[TO BE DONE]: Wherever the word "What" appears in a line, copy that line.

[DATA PROVIDED]:
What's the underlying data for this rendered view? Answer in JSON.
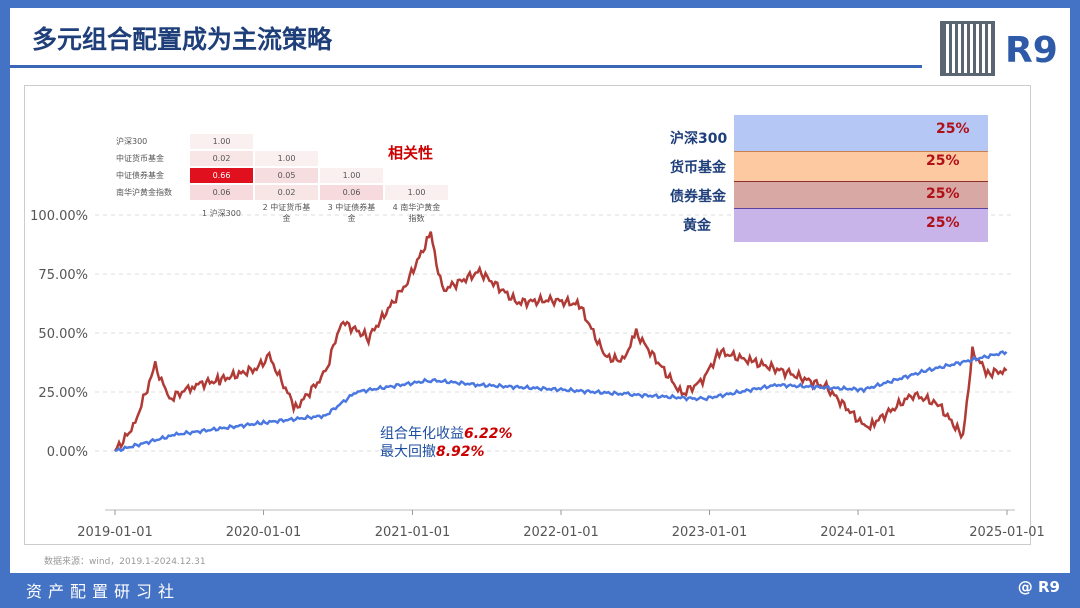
{
  "header": {
    "title": "多元组合配置成为主流策略",
    "logo": "R9"
  },
  "footer": {
    "left": "资产配置研习社",
    "right": "@ R9"
  },
  "source": "数据来源：wind，2019.1-2024.12.31",
  "annotation": {
    "return_label": "组合年化收益",
    "return_value": "6.22%",
    "drawdown_label": "最大回撤",
    "drawdown_value": "8.92%"
  },
  "correlation": {
    "title": "相关性",
    "rows": [
      "沪深300",
      "中证货币基金",
      "中证债券基金",
      "南华沪黄金指数"
    ],
    "cols": [
      "1 沪深300",
      "2 中证货币基金",
      "3 中证债券基金",
      "4 南华沪黄金指数"
    ],
    "values": [
      [
        "1.00",
        "",
        "",
        ""
      ],
      [
        "0.02",
        "1.00",
        "",
        ""
      ],
      [
        "0.66",
        "0.05",
        "1.00",
        ""
      ],
      [
        "0.06",
        "0.02",
        "0.06",
        "1.00"
      ]
    ]
  },
  "allocation": {
    "labels": [
      "沪深300",
      "货币基金",
      "债券基金",
      "黄金"
    ],
    "weights": [
      "25%",
      "25%",
      "25%",
      "25%"
    ],
    "colors": [
      "#b4c7f5",
      "#fcc9a0",
      "#d8a8a4",
      "#c8b4e8"
    ]
  },
  "chart_data": {
    "type": "line",
    "ylim": [
      0,
      100
    ],
    "yticks": [
      "0.00%",
      "25.00%",
      "50.00%",
      "75.00%",
      "100.00%"
    ],
    "xticks": [
      "2019-01-01",
      "2020-01-01",
      "2021-01-01",
      "2022-01-01",
      "2023-01-01",
      "2024-01-01",
      "2025-01-01"
    ],
    "grid": true,
    "series": [
      {
        "color": "#b03a35",
        "points": [
          [
            "2019-01-01",
            0
          ],
          [
            "2019-02-15",
            10
          ],
          [
            "2019-04-10",
            36
          ],
          [
            "2019-05-15",
            22
          ],
          [
            "2019-07-15",
            28
          ],
          [
            "2019-09-15",
            30
          ],
          [
            "2019-12-15",
            35
          ],
          [
            "2020-01-15",
            40
          ],
          [
            "2020-03-20",
            18
          ],
          [
            "2020-06-01",
            33
          ],
          [
            "2020-07-10",
            55
          ],
          [
            "2020-09-15",
            48
          ],
          [
            "2020-12-20",
            72
          ],
          [
            "2021-02-15",
            92
          ],
          [
            "2021-03-15",
            68
          ],
          [
            "2021-06-15",
            76
          ],
          [
            "2021-09-15",
            63
          ],
          [
            "2021-12-15",
            64
          ],
          [
            "2022-02-15",
            62
          ],
          [
            "2022-04-20",
            40
          ],
          [
            "2022-06-01",
            38
          ],
          [
            "2022-07-05",
            50
          ],
          [
            "2022-10-25",
            24
          ],
          [
            "2022-12-15",
            30
          ],
          [
            "2023-01-25",
            42
          ],
          [
            "2023-04-15",
            38
          ],
          [
            "2023-07-15",
            33
          ],
          [
            "2023-10-15",
            27
          ],
          [
            "2024-01-20",
            10
          ],
          [
            "2024-02-10",
            12
          ],
          [
            "2024-05-15",
            24
          ],
          [
            "2024-07-15",
            20
          ],
          [
            "2024-09-15",
            6
          ],
          [
            "2024-10-08",
            42
          ],
          [
            "2024-11-15",
            33
          ],
          [
            "2024-12-31",
            34
          ]
        ]
      },
      {
        "color": "#4a78e0",
        "points": [
          [
            "2019-01-01",
            0
          ],
          [
            "2019-06-01",
            7
          ],
          [
            "2020-01-01",
            12
          ],
          [
            "2020-06-01",
            15
          ],
          [
            "2020-08-15",
            25
          ],
          [
            "2021-02-15",
            30
          ],
          [
            "2021-06-15",
            28
          ],
          [
            "2022-01-01",
            26
          ],
          [
            "2022-06-15",
            24
          ],
          [
            "2022-12-15",
            22
          ],
          [
            "2023-06-15",
            28
          ],
          [
            "2024-01-15",
            26
          ],
          [
            "2024-06-15",
            34
          ],
          [
            "2024-12-31",
            42
          ]
        ]
      }
    ]
  }
}
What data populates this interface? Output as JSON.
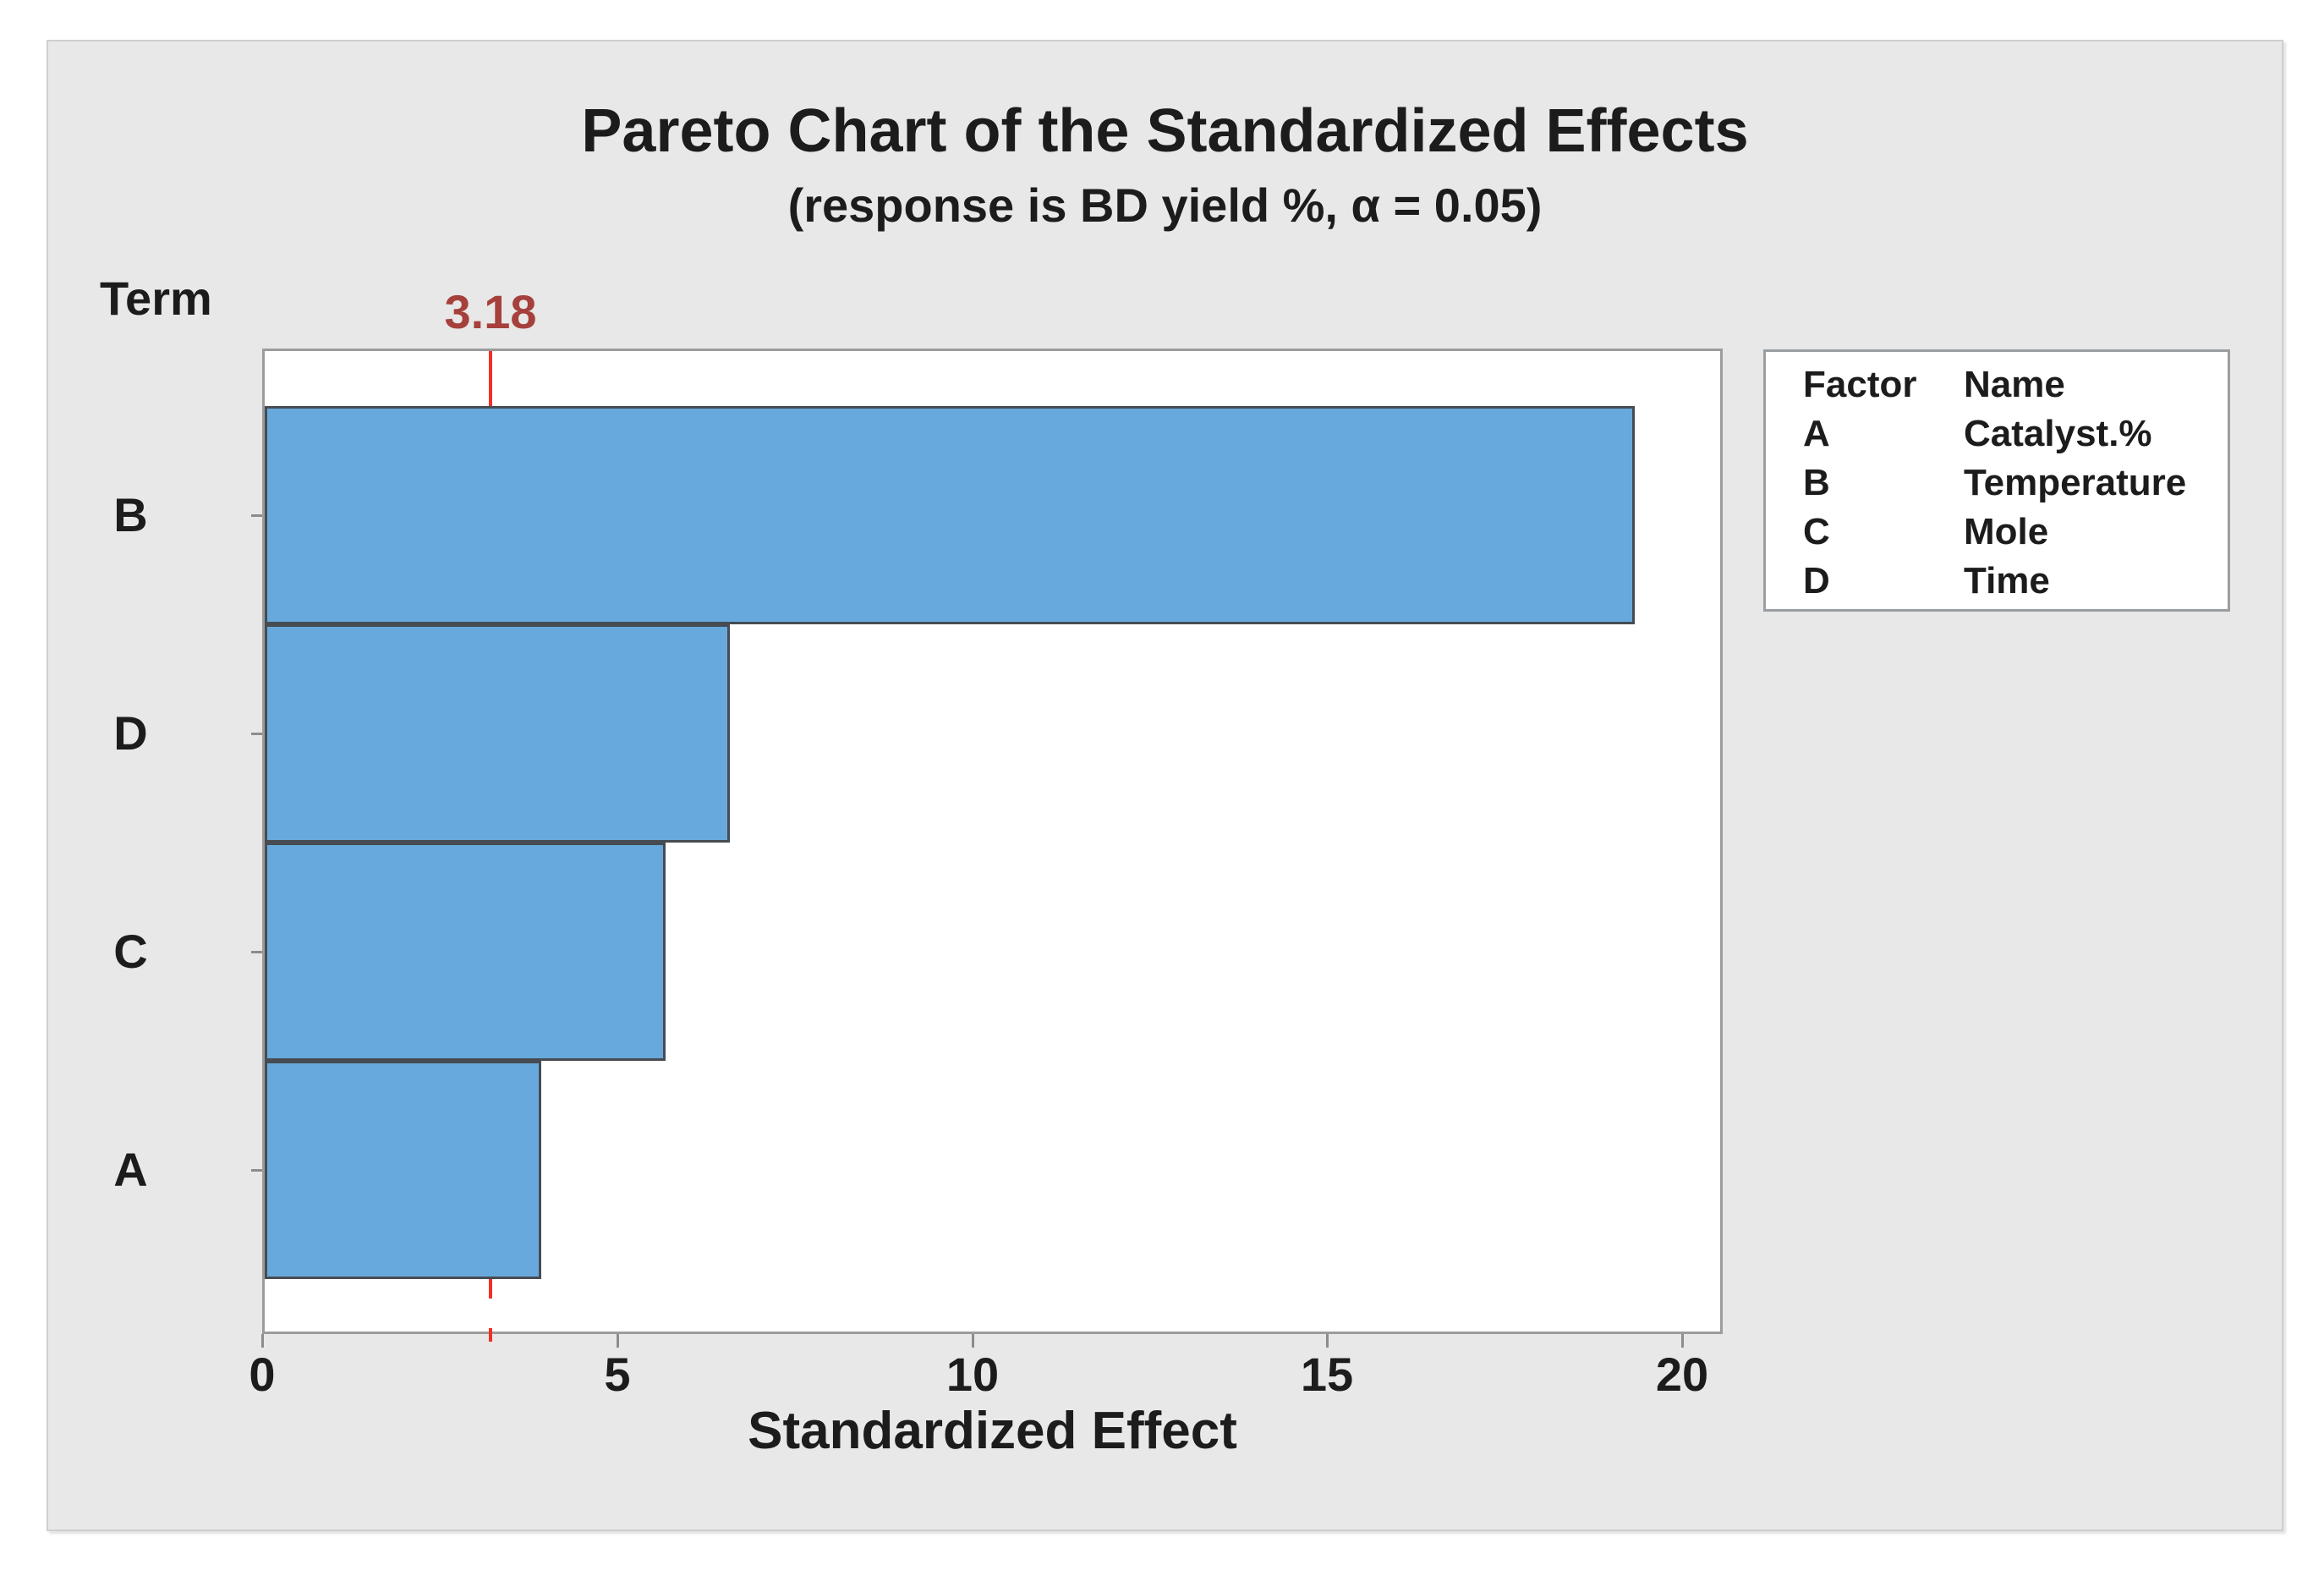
{
  "chart_data": {
    "type": "bar",
    "orientation": "horizontal",
    "title": "Pareto Chart of the Standardized Effects",
    "subtitle": "(response is BD yield %, α = 0.05)",
    "xlabel": "Standardized Effect",
    "ylabel": "Term",
    "categories": [
      "B",
      "D",
      "C",
      "A"
    ],
    "values": [
      19.3,
      6.55,
      5.65,
      3.9
    ],
    "x_ticks": [
      0,
      5,
      10,
      15,
      20
    ],
    "xlim": [
      0,
      20.5
    ],
    "grid": false,
    "legend_position": "right",
    "reference_line": {
      "value": 3.18,
      "label": "3.18",
      "style": "dashed",
      "color": "#F03024",
      "label_color": "#A6403B"
    },
    "bar_fill": "#67A9DC",
    "bar_border": "#474C53",
    "colors": {
      "panel_background": "#E8E8E8",
      "plot_background": "#FFFFFF",
      "plot_border": "#9C9C9C",
      "text": "#1C1C1C"
    },
    "legend": {
      "headers": [
        "Factor",
        "Name"
      ],
      "rows": [
        {
          "factor": "A",
          "name": "Catalyst.%"
        },
        {
          "factor": "B",
          "name": "Temperature"
        },
        {
          "factor": "C",
          "name": "Mole"
        },
        {
          "factor": "D",
          "name": "Time"
        }
      ]
    }
  }
}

[TASK OUTPUT]:
What's the underlying data for this rendered view? Answer in JSON.
What data populates this interface? Output as JSON.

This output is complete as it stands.